• What to do:
Would you transcribe the listing that follows, character for character, and omit its images?

[START Information supplied]

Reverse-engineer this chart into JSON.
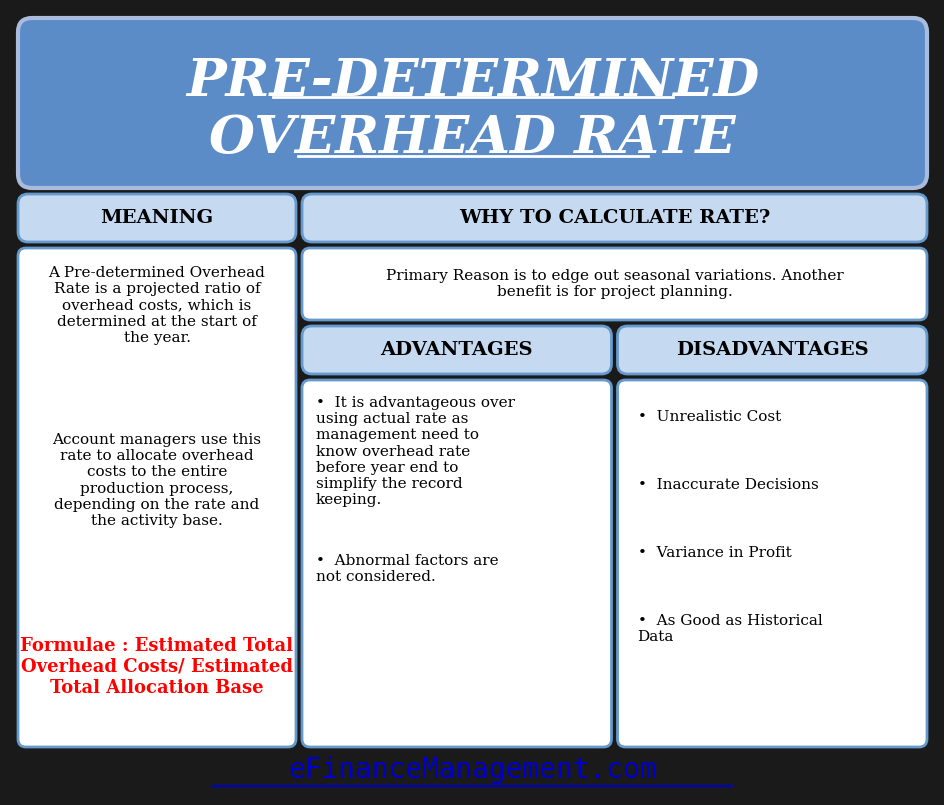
{
  "title_line1": "PRE-DETERMINED",
  "title_line2": "OVERHEAD RATE",
  "title_bg": "#5b8cc8",
  "title_text_color": "#ffffff",
  "bg_color": "#1a1a1a",
  "header_bg": "#c5d9f1",
  "header_text_color": "#000000",
  "meaning_header": "MEANING",
  "why_header": "WHY TO CALCULATE RATE?",
  "adv_header": "ADVANTAGES",
  "disadv_header": "DISADVANTAGES",
  "meaning_text1": "A Pre-determined Overhead\nRate is a projected ratio of\noverhead costs, which is\ndetermined at the start of\nthe year.",
  "meaning_text2": "Account managers use this\nrate to allocate overhead\ncosts to the entire\nproduction process,\ndepending on the rate and\nthe activity base.",
  "meaning_formula": "Formulae : Estimated Total\nOverhead Costs/ Estimated\nTotal Allocation Base",
  "why_text": "Primary Reason is to edge out seasonal variations. Another\nbenefit is for project planning.",
  "adv_items": [
    "It is advantageous over\nusing actual rate as\nmanagement need to\nknow overhead rate\nbefore year end to\nsimplify the record\nkeeping.",
    "Abnormal factors are\nnot considered."
  ],
  "disadv_items": [
    "Unrealistic Cost",
    "Inaccurate Decisions",
    "Variance in Profit",
    "As Good as Historical\nData"
  ],
  "formula_color": "#ff0000",
  "content_bg": "#ffffff",
  "footer_text": "eFinanceManagement.com",
  "footer_color": "#0000cc",
  "cell_border_color": "#6699cc",
  "font_family": "serif"
}
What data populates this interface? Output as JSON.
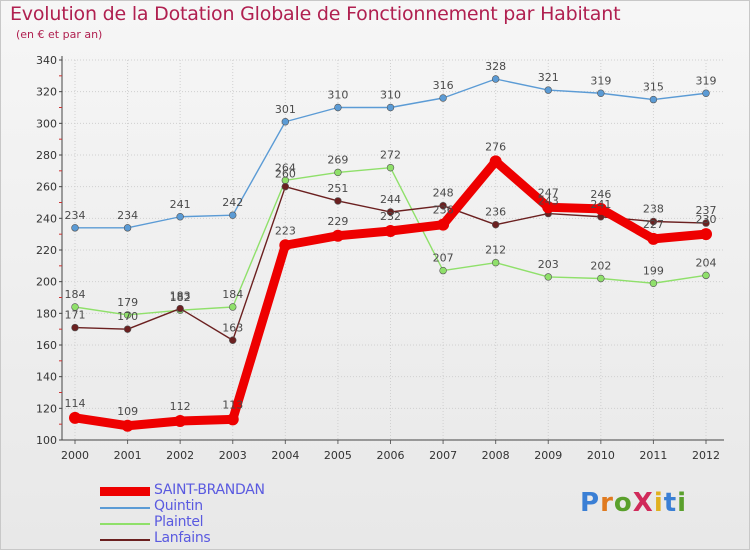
{
  "chart_title": "Evolution de la Dotation Globale de Fonctionnement par Habitant",
  "chart_subtitle": "(en € et par an)",
  "logo_text": "ProXiti",
  "chart_data": {
    "type": "line",
    "title": "Evolution de la Dotation Globale de Fonctionnement par Habitant",
    "subtitle": "(en € et par an)",
    "xlabel": "",
    "ylabel": "",
    "categories": [
      "2000",
      "2001",
      "2002",
      "2003",
      "2004",
      "2005",
      "2006",
      "2007",
      "2008",
      "2009",
      "2010",
      "2011",
      "2012"
    ],
    "ylim": [
      100,
      340
    ],
    "yticks": [
      100,
      120,
      140,
      160,
      180,
      200,
      220,
      240,
      260,
      280,
      300,
      320,
      340
    ],
    "grid": true,
    "legend_position": "bottom-left",
    "series": [
      {
        "name": "SAINT-BRANDAN",
        "color": "#ee0000",
        "emphasis": "thick",
        "values": [
          114,
          109,
          112,
          113,
          223,
          229,
          232,
          236,
          276,
          247,
          246,
          227,
          230
        ]
      },
      {
        "name": "Quintin",
        "color": "#5b9bd5",
        "emphasis": "thin",
        "values": [
          234,
          234,
          241,
          242,
          301,
          310,
          310,
          316,
          328,
          321,
          319,
          315,
          319
        ]
      },
      {
        "name": "Plaintel",
        "color": "#8fe06a",
        "emphasis": "thin",
        "values": [
          184,
          179,
          182,
          184,
          264,
          269,
          272,
          207,
          212,
          203,
          202,
          199,
          204
        ]
      },
      {
        "name": "Lanfains",
        "color": "#6b2020",
        "emphasis": "thin",
        "values": [
          171,
          170,
          183,
          163,
          260,
          251,
          244,
          248,
          236,
          243,
          241,
          238,
          237
        ]
      }
    ]
  }
}
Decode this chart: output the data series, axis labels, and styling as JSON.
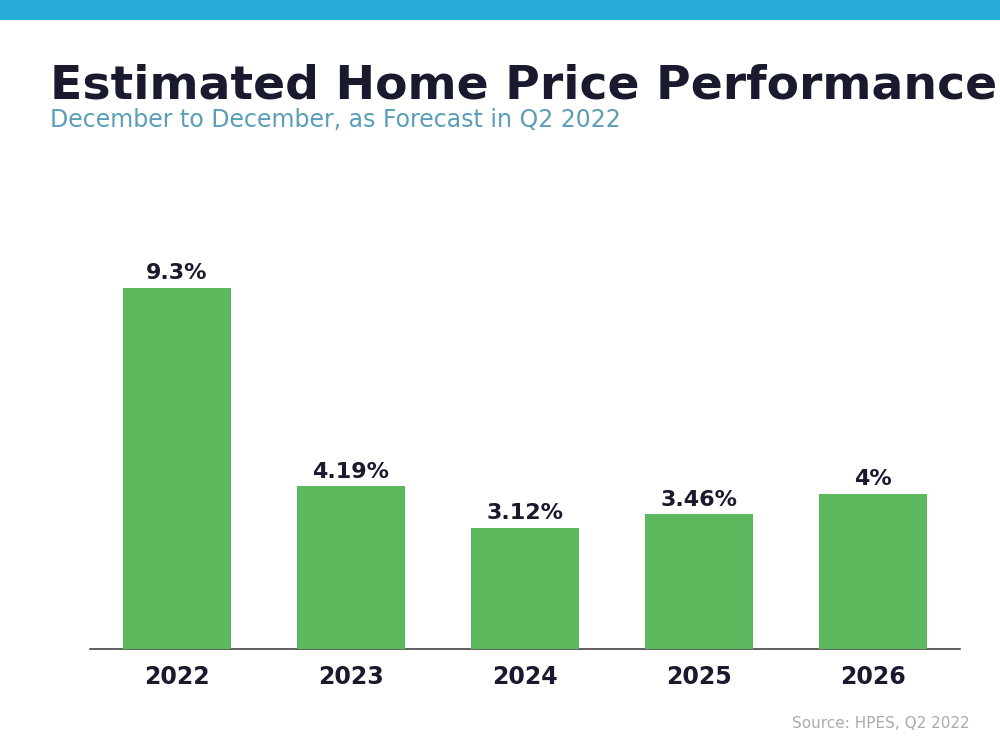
{
  "title": "Estimated Home Price Performance",
  "subtitle": "December to December, as Forecast in Q2 2022",
  "source": "Source: HPES, Q2 2022",
  "categories": [
    "2022",
    "2023",
    "2024",
    "2025",
    "2026"
  ],
  "values": [
    9.3,
    4.19,
    3.12,
    3.46,
    4.0
  ],
  "labels": [
    "9.3%",
    "4.19%",
    "3.12%",
    "3.46%",
    "4%"
  ],
  "bar_color": "#5cb85c",
  "title_color": "#1a1a2e",
  "subtitle_color": "#5a9eb8",
  "source_color": "#aaaaaa",
  "background_color": "#ffffff",
  "top_bar_color": "#29acd9",
  "ylim": [
    0,
    11.5
  ],
  "title_fontsize": 34,
  "subtitle_fontsize": 17,
  "label_fontsize": 16,
  "tick_fontsize": 17,
  "source_fontsize": 11,
  "bar_width": 0.62
}
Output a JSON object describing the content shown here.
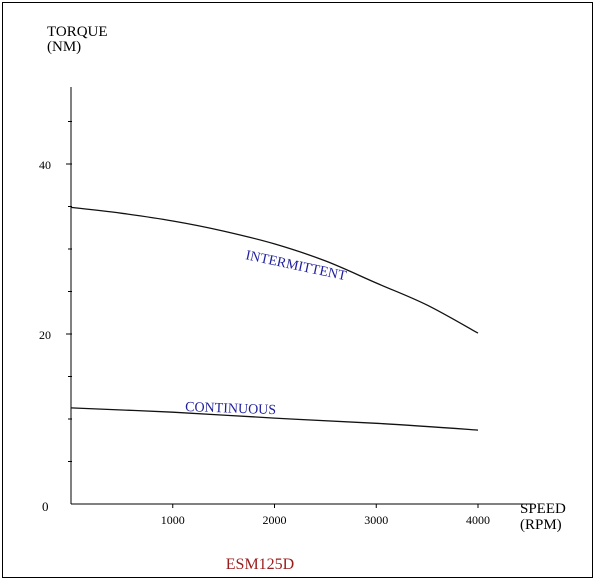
{
  "chart_data": {
    "type": "line",
    "title": "ESM125D",
    "y_axis": {
      "label_line1": "TORQUE",
      "label_line2": "(NM)",
      "ylim": [
        0,
        50
      ],
      "ticks": [
        0,
        20,
        40
      ],
      "minor_step": 5
    },
    "x_axis": {
      "label_line1": "SPEED",
      "label_line2": "(RPM)",
      "xlim": [
        0,
        4200
      ],
      "ticks": [
        1000,
        2000,
        3000,
        4000
      ]
    },
    "origin_label": "0",
    "series": [
      {
        "name": "INTERMITTENT",
        "color": "#1f1f9e",
        "x": [
          0,
          500,
          1000,
          1500,
          2000,
          2500,
          3000,
          3500,
          4000
        ],
        "y": [
          34.9,
          34.2,
          33.3,
          32.1,
          30.6,
          28.6,
          26.0,
          23.4,
          20.1
        ]
      },
      {
        "name": "CONTINUOUS",
        "color": "#1f1f9e",
        "x": [
          0,
          1000,
          2000,
          3000,
          4000
        ],
        "y": [
          11.3,
          10.8,
          10.1,
          9.5,
          8.7
        ]
      }
    ],
    "title_color": "#9b1c1c",
    "grid": false
  }
}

[END Information supplied]

• Task result:
Reverse-engineer this chart into JSON.
{
  "title_line1": "PRE-DETERMINED",
  "title_line2": "OVERHEAD RATE",
  "title_bg": "#5b8cc8",
  "title_text_color": "#ffffff",
  "bg_color": "#1a1a1a",
  "header_bg": "#c5d9f1",
  "header_text_color": "#000000",
  "meaning_header": "MEANING",
  "why_header": "WHY TO CALCULATE RATE?",
  "adv_header": "ADVANTAGES",
  "disadv_header": "DISADVANTAGES",
  "meaning_text1": "A Pre-determined Overhead\nRate is a projected ratio of\noverhead costs, which is\ndetermined at the start of\nthe year.",
  "meaning_text2": "Account managers use this\nrate to allocate overhead\ncosts to the entire\nproduction process,\ndepending on the rate and\nthe activity base.",
  "meaning_formula": "Formulae : Estimated Total\nOverhead Costs/ Estimated\nTotal Allocation Base",
  "why_text": "Primary Reason is to edge out seasonal variations. Another\nbenefit is for project planning.",
  "adv_items": [
    "It is advantageous over\nusing actual rate as\nmanagement need to\nknow overhead rate\nbefore year end to\nsimplify the record\nkeeping.",
    "Abnormal factors are\nnot considered."
  ],
  "disadv_items": [
    "Unrealistic Cost",
    "Inaccurate Decisions",
    "Variance in Profit",
    "As Good as Historical\nData"
  ],
  "formula_color": "#ff0000",
  "content_bg": "#ffffff",
  "footer_text": "eFinanceManagement.com",
  "footer_color": "#0000cc",
  "cell_border_color": "#6699cc",
  "font_family": "serif"
}
What data populates this interface? Output as JSON.
{
  "chart_title": "Evolution de la Dotation Globale de Fonctionnement par Habitant",
  "chart_subtitle": "(en € et par an)",
  "logo_text": "ProXiti",
  "chart_data": {
    "type": "line",
    "title": "Evolution de la Dotation Globale de Fonctionnement par Habitant",
    "subtitle": "(en € et par an)",
    "xlabel": "",
    "ylabel": "",
    "categories": [
      "2000",
      "2001",
      "2002",
      "2003",
      "2004",
      "2005",
      "2006",
      "2007",
      "2008",
      "2009",
      "2010",
      "2011",
      "2012"
    ],
    "ylim": [
      100,
      340
    ],
    "yticks": [
      100,
      120,
      140,
      160,
      180,
      200,
      220,
      240,
      260,
      280,
      300,
      320,
      340
    ],
    "grid": true,
    "legend_position": "bottom-left",
    "series": [
      {
        "name": "SAINT-BRANDAN",
        "color": "#ee0000",
        "emphasis": "thick",
        "values": [
          114,
          109,
          112,
          113,
          223,
          229,
          232,
          236,
          276,
          247,
          246,
          227,
          230
        ]
      },
      {
        "name": "Quintin",
        "color": "#5b9bd5",
        "emphasis": "thin",
        "values": [
          234,
          234,
          241,
          242,
          301,
          310,
          310,
          316,
          328,
          321,
          319,
          315,
          319
        ]
      },
      {
        "name": "Plaintel",
        "color": "#8fe06a",
        "emphasis": "thin",
        "values": [
          184,
          179,
          182,
          184,
          264,
          269,
          272,
          207,
          212,
          203,
          202,
          199,
          204
        ]
      },
      {
        "name": "Lanfains",
        "color": "#6b2020",
        "emphasis": "thin",
        "values": [
          171,
          170,
          183,
          163,
          260,
          251,
          244,
          248,
          236,
          243,
          241,
          238,
          237
        ]
      }
    ]
  }
}
Decode this chart: output the data series, axis labels, and styling as JSON.
{
  "title": "Estimated Home Price Performance",
  "subtitle": "December to December, as Forecast in Q2 2022",
  "source": "Source: HPES, Q2 2022",
  "categories": [
    "2022",
    "2023",
    "2024",
    "2025",
    "2026"
  ],
  "values": [
    9.3,
    4.19,
    3.12,
    3.46,
    4.0
  ],
  "labels": [
    "9.3%",
    "4.19%",
    "3.12%",
    "3.46%",
    "4%"
  ],
  "bar_color": "#5cb85c",
  "title_color": "#1a1a2e",
  "subtitle_color": "#5a9eb8",
  "source_color": "#aaaaaa",
  "background_color": "#ffffff",
  "top_bar_color": "#29acd9",
  "ylim": [
    0,
    11.5
  ],
  "title_fontsize": 34,
  "subtitle_fontsize": 17,
  "label_fontsize": 16,
  "tick_fontsize": 17,
  "source_fontsize": 11,
  "bar_width": 0.62
}
Output a JSON object describing the content shown here.
{
  "chart_data": {
    "type": "line",
    "title": "ESM125D",
    "y_axis": {
      "label_line1": "TORQUE",
      "label_line2": "(NM)",
      "ylim": [
        0,
        50
      ],
      "ticks": [
        0,
        20,
        40
      ],
      "minor_step": 5
    },
    "x_axis": {
      "label_line1": "SPEED",
      "label_line2": "(RPM)",
      "xlim": [
        0,
        4200
      ],
      "ticks": [
        1000,
        2000,
        3000,
        4000
      ]
    },
    "origin_label": "0",
    "series": [
      {
        "name": "INTERMITTENT",
        "color": "#1f1f9e",
        "x": [
          0,
          500,
          1000,
          1500,
          2000,
          2500,
          3000,
          3500,
          4000
        ],
        "y": [
          34.9,
          34.2,
          33.3,
          32.1,
          30.6,
          28.6,
          26.0,
          23.4,
          20.1
        ]
      },
      {
        "name": "CONTINUOUS",
        "color": "#1f1f9e",
        "x": [
          0,
          1000,
          2000,
          3000,
          4000
        ],
        "y": [
          11.3,
          10.8,
          10.1,
          9.5,
          8.7
        ]
      }
    ],
    "title_color": "#9b1c1c",
    "grid": false
  }
}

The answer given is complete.